* [SUPPLIED DATA]

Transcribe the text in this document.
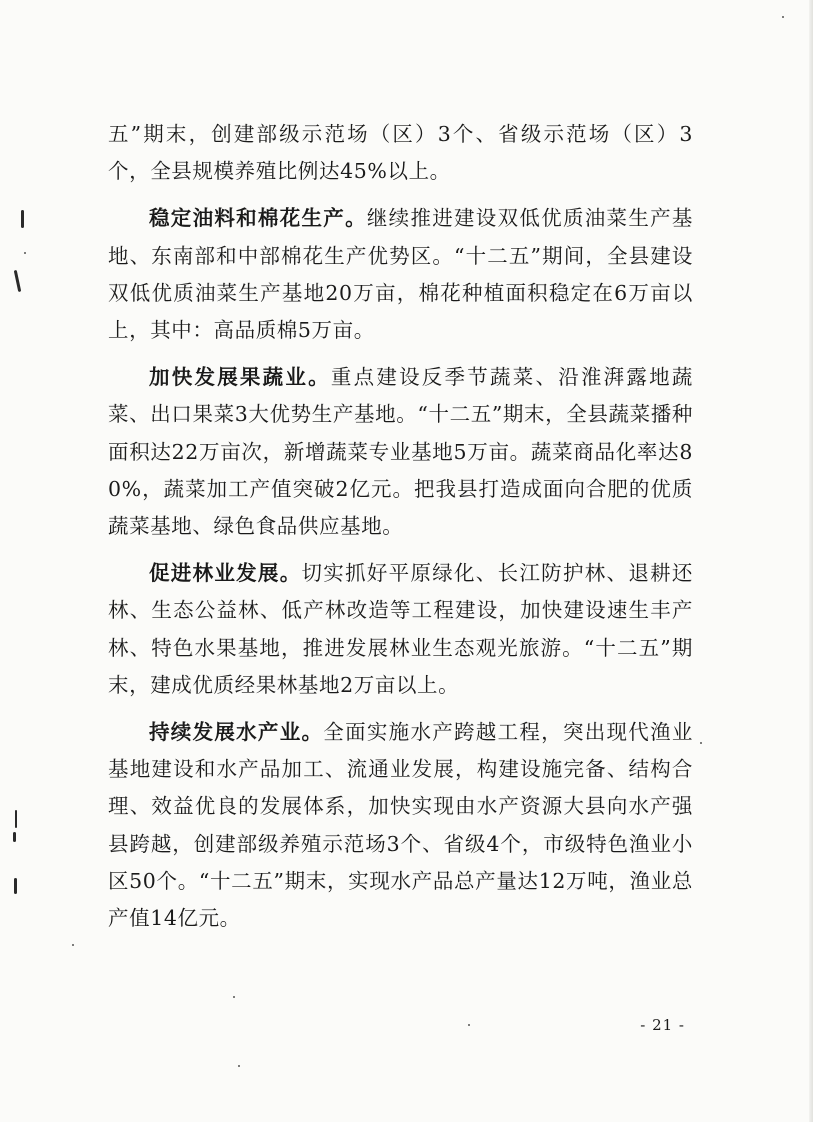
五”期末，创建部级示范场（区）3个、省级示范场（区）3个，全县规模养殖比例达45%以上。

稳定油料和棉花生产。继续推进建设双低优质油菜生产基地、东南部和中部棉花生产优势区。“十二五”期间，全县建设双低优质油菜生产基地20万亩，棉花种植面积稳定在6万亩以上，其中：高品质棉5万亩。

加快发展果蔬业。重点建设反季节蔬菜、沿淮湃露地蔬菜、出口果菜3大优势生产基地。“十二五”期末，全县蔬菜播种面积达22万亩次，新增蔬菜专业基地5万亩。蔬菜商品化率达80%，蔬菜加工产值突破2亿元。把我县打造成面向合肥的优质蔬菜基地、绿色食品供应基地。

促进林业发展。切实抓好平原绿化、长江防护林、退耕还林、生态公益林、低产林改造等工程建设，加快建设速生丰产林、特色水果基地，推进发展林业生态观光旅游。“十二五”期末，建成优质经果林基地2万亩以上。

持续发展水产业。全面实施水产跨越工程，突出现代渔业基地建设和水产品加工、流通业发展，构建设施完备、结构合理、效益优良的发展体系，加快实现由水产资源大县向水产强县跨越，创建部级养殖示范场3个、省级4个，市级特色渔业小区50个。“十二五”期末，实现水产品总产量达12万吨，渔业总产值14亿元。

- 21 -
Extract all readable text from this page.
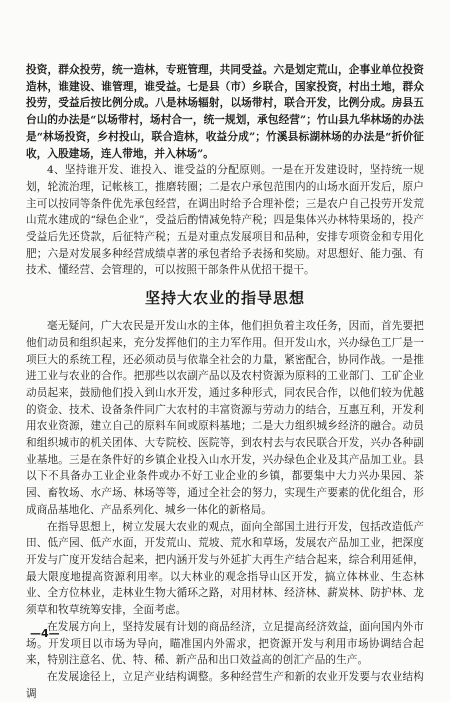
投资，群众投劳，统一造林，专班管理，共同受益。六是划定荒山，企事业单位投资造林，谁建设、谁管理，谁受益。七是县（市）乡联合，国家投资，村出土地，群众投劳，受益后按比例分成。八是林场辐射，以场带村，联合开发，比例分成。房县五台山的办法是“以场带村，场村合一，统一规划，承包经营”；竹山县九华林场的办法是“林场投资，乡村投山，联合造林，收益分成”；竹溪县标湖林场的办法是“折价征收，入股建场，连人带地，并入林场”。

4、坚持谁开发、谁投入、谁受益的分配原则。一是在开发建设时，坚持统一规划，轮流治理，记帐核工，推磨转圈；二是农户承包范围内的山场水面开发后，原户主可以按同等条件优先承包经营，在调出时给予合理补偿；三是农户自己投劳开发荒山荒水建成的“绿色企业”，受益后酌情减免特产税；四是集体兴办林特果场的，投产受益后先还贷款，后征特产税；五是对重点发展项目和品种，安排专项资金和专用化肥；六是对发展多种经营成绩卓著的承包者给予表扬和奖励。对思想好、能力强、有技术、懂经营、会管理的，可以按照干部条件从优招干提干。

坚持大农业的指导思想

毫无疑问，广大农民是开发山水的主体，他们担负着主攻任务，因而，首先要把他们动员和组织起来，充分发挥他们的主力军作用。但开发山水，兴办绿色工厂是一项巨大的系统工程，还必须动员与依靠全社会的力量，紧密配合，协同作战。一是推进工业与农业的合作。把那些以农副产品以及农村资源为原料的工业部门、工矿企业动员起来，鼓励他们投入到山水开发，通过多种形式，同农民合作，以他们较为优越的资金、技术、设备条件同广大农村的丰富资源与劳动力的结合，互惠互利，开发利用农业资源，建立自己的原料车间或原料基地；二是大力组织城乡经济的融合。动员和组织城市的机关团体、大专院校、医院等，到农村去与农民联合开发，兴办各种副业基地。三是在条件好的乡镇企业投入山水开发，兴办绿色企业及其产品加工业。县以下不具备办工业企业条件或办不好工业企业的乡镇，都要集中大力兴办果园、茶园、畜牧场、水产场、林场等等，通过全社会的努力，实现生产要素的优化组合，形成商品基地化、产品系列化、城乡一体化的新格局。

在指导思想上，树立发展大农业的观点，面向全部国土进行开发，包括改造低产田、低产园、低产水面，开发荒山、荒坡、荒水和草场，发展农产品加工业，把深度开发与广度开发结合起来，把内涵开发与外延扩大再生产结合起来，综合利用延伸，最大限度地提高资源利用率。以大林业的观念指导山区开发，搞立体林业、生态林业、全方位林业，走林业生物大循环之路，对用材林、经济林、薪炭林、防护林、龙须草和牧草统筹安排，全面考虑。

在发展方向上，坚持发展有计划的商品经济，立足提高经济效益，面向国内外市场。开发项目以市场为导向，瞄准国内外需求，把资源开发与利用市场协调结合起来，特别注意名、优、特、稀、新产品和出口效益高的创汇产品的生产。

在发展途径上，立足产业结构调整。多种经营生产和新的农业开发要与农业结构调

—4—
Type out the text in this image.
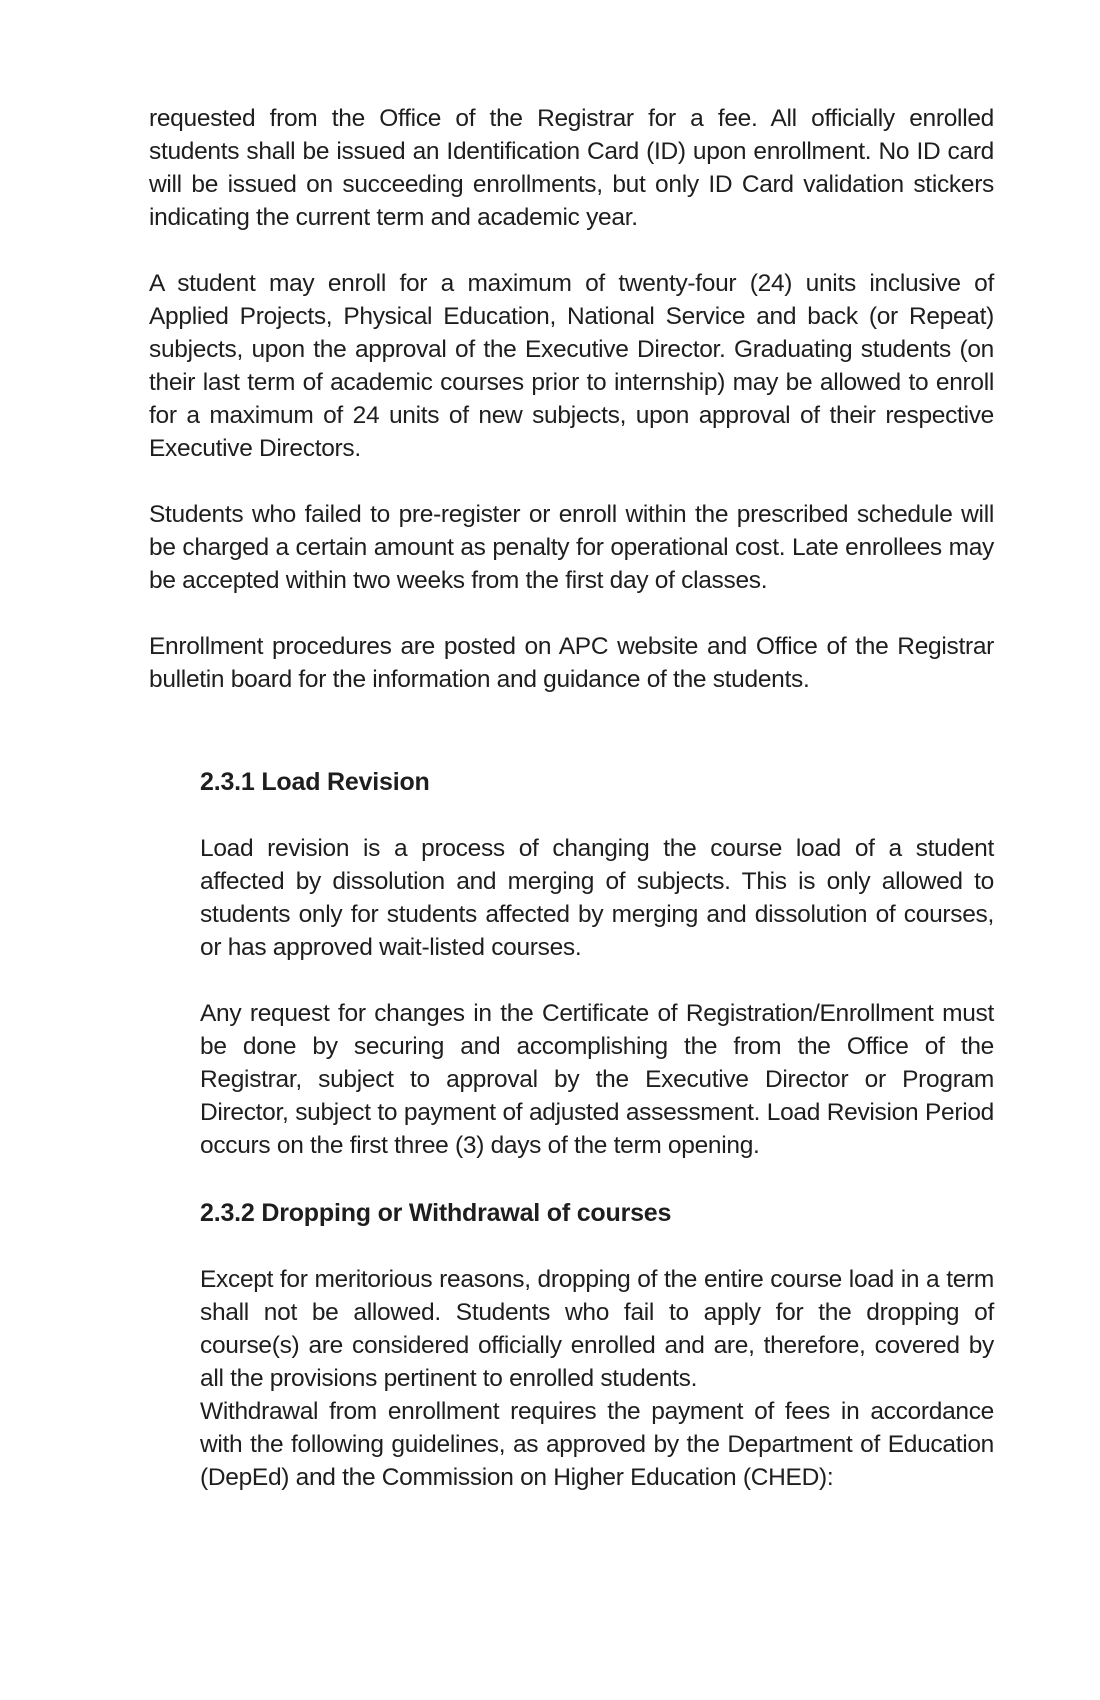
requested from the Office of the Registrar for a fee. All officially enrolled students shall be issued an Identification Card (ID) upon enrollment. No ID card will be issued on succeeding enrollments, but only ID Card validation stickers indicating the current term and academic year.

A student may enroll for a maximum of twenty-four (24) units inclusive of Applied Projects, Physical Education, National Service and back (or Repeat) subjects, upon the approval of the Executive Director. Graduating students (on their last term of academic courses prior to internship) may be allowed to enroll for a maximum of 24 units of new subjects, upon approval of their respective Executive Directors.

Students who failed to pre-register or enroll within the prescribed schedule will be charged a certain amount as penalty for operational cost. Late enrollees may be accepted within two weeks from the first day of classes.

Enrollment procedures are posted on APC website and Office of the Registrar bulletin board for the information and guidance of the students.

2.3.1 Load Revision

Load revision is a process of changing the course load of a student affected by dissolution and merging of subjects. This is only allowed to students only for students affected by merging and dissolution of courses, or has approved wait-listed courses.

Any request for changes in the Certificate of Registration/Enrollment must be done by securing and accomplishing the from the Office of the Registrar, subject to approval by the Executive Director or Program Director, subject to payment of adjusted assessment. Load Revision Period occurs on the first three (3) days of the term opening.

2.3.2 Dropping or Withdrawal of courses

Except for meritorious reasons, dropping of the entire course load in a term shall not be allowed. Students who fail to apply for the dropping of course(s) are considered officially enrolled and are, therefore, covered by all the provisions pertinent to enrolled students.

Withdrawal from enrollment requires the payment of fees in accordance with the following guidelines, as approved by the Department of Education (DepEd) and the Commission on Higher Education (CHED):
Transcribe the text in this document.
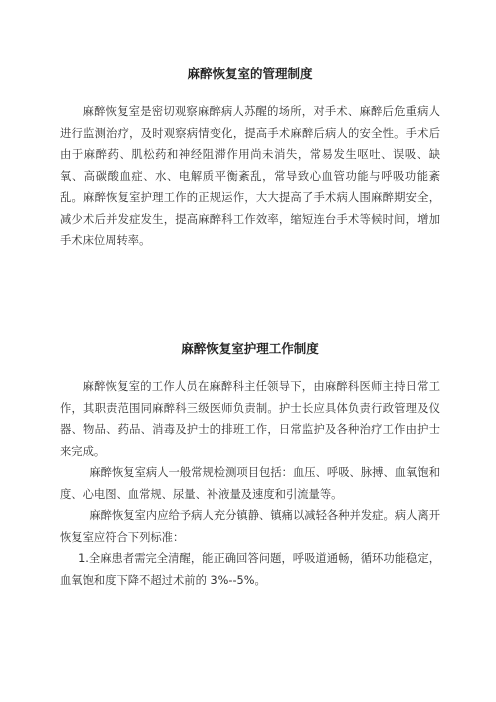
麻醉恢复室的管理制度

麻醉恢复室是密切观察麻醉病人苏醒的场所，对手术、麻醉后危重病人进行监测治疗，及时观察病情变化，提高手术麻醉后病人的安全性。手术后由于麻醉药、肌松药和神经阻滞作用尚未消失，常易发生呕吐、误吸、缺氧、高碳酸血症、水、电解质平衡紊乱，常导致心血管功能与呼吸功能紊乱。麻醉恢复室护理工作的正规运作，大大提高了手术病人围麻醉期安全，减少术后并发症发生，提高麻醉科工作效率，缩短连台手术等候时间，增加手术床位周转率。

麻醉恢复室护理工作制度

麻醉恢复室的工作人员在麻醉科主任领导下，由麻醉科医师主持日常工作，其职责范围同麻醉科三级医师负责制。护士长应具体负责行政管理及仪器、物品、药品、消毒及护士的排班工作，日常监护及各种治疗工作由护士来完成。

麻醉恢复室病人一般常规检测项目包括：血压、呼吸、脉搏、血氧饱和度、心电图、血常规、尿量、补液量及速度和引流量等。

麻醉恢复室内应给予病人充分镇静、镇痛以减轻各种并发症。病人离开恢复室应符合下列标准：

1.全麻患者需完全清醒，能正确回答问题，呼吸道通畅，循环功能稳定，血氧饱和度下降不超过术前的 3%--5%。
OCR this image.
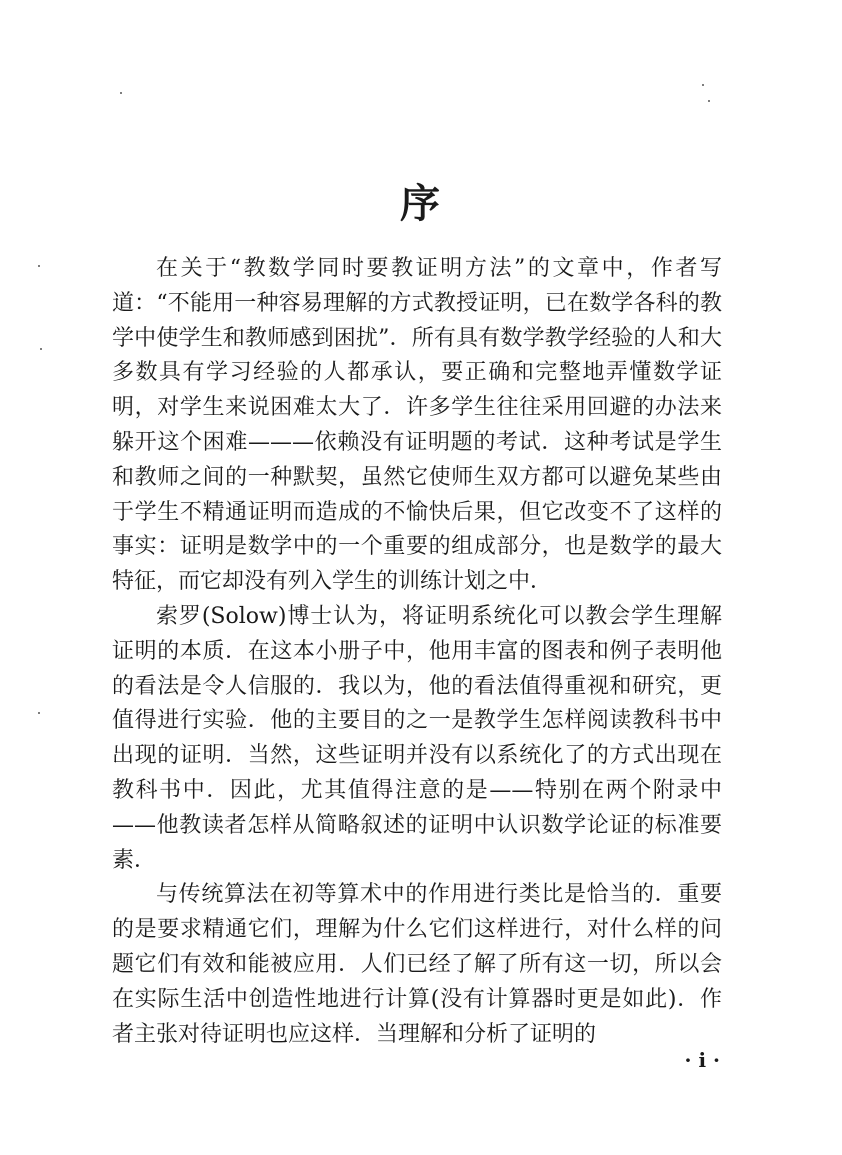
序

在关于“教数学同时要教证明方法”的文章中，作者写道：“不能用一种容易理解的方式教授证明，已在数学各科的教学中使学生和教师感到困扰”．所有具有数学教学经验的人和大多数具有学习经验的人都承认，要正确和完整地弄懂数学证明，对学生来说困难太大了．许多学生往往采用回避的办法来躲开这个困难———依赖没有证明题的考试．这种考试是学生和教师之间的一种默契，虽然它使师生双方都可以避免某些由于学生不精通证明而造成的不愉快后果，但它改变不了这样的事实：证明是数学中的一个重要的组成部分，也是数学的最大特征，而它却没有列入学生的训练计划之中．

索罗(Solow)博士认为，将证明系统化可以教会学生理解证明的本质．在这本小册子中，他用丰富的图表和例子表明他的看法是令人信服的．我以为，他的看法值得重视和研究，更值得进行实验．他的主要目的之一是教学生怎样阅读教科书中出现的证明．当然，这些证明并没有以系统化了的方式出现在教科书中．因此，尤其值得注意的是——特别在两个附录中——他教读者怎样从简略叙述的证明中认识数学论证的标准要素．

与传统算法在初等算术中的作用进行类比是恰当的．重要的是要求精通它们，理解为什么它们这样进行，对什么样的问题它们有效和能被应用．人们已经了解了所有这一切，所以会在实际生活中创造性地进行计算(没有计算器时更是如此)．作者主张对待证明也应这样．当理解和分析了证明的

· i ·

* [WHAT THE TASK ASKS] Show every line of the records above that contains the word "payment".

* [RESPONSE]
Any request for changes in the Certificate of Registration/Enrollment must be done by securing and accomplishing the from the Office of the Registrar, subject to approval by the Executive Director or Program Director, subject to payment of adjusted assessment. Load Revision Period occurs on the first three (3) days of the term opening.
Withdrawal from enrollment requires the payment of fees in accordance with the following guidelines, as approved by the Department of Education (DepEd) and the Commission on Higher Education (CHED):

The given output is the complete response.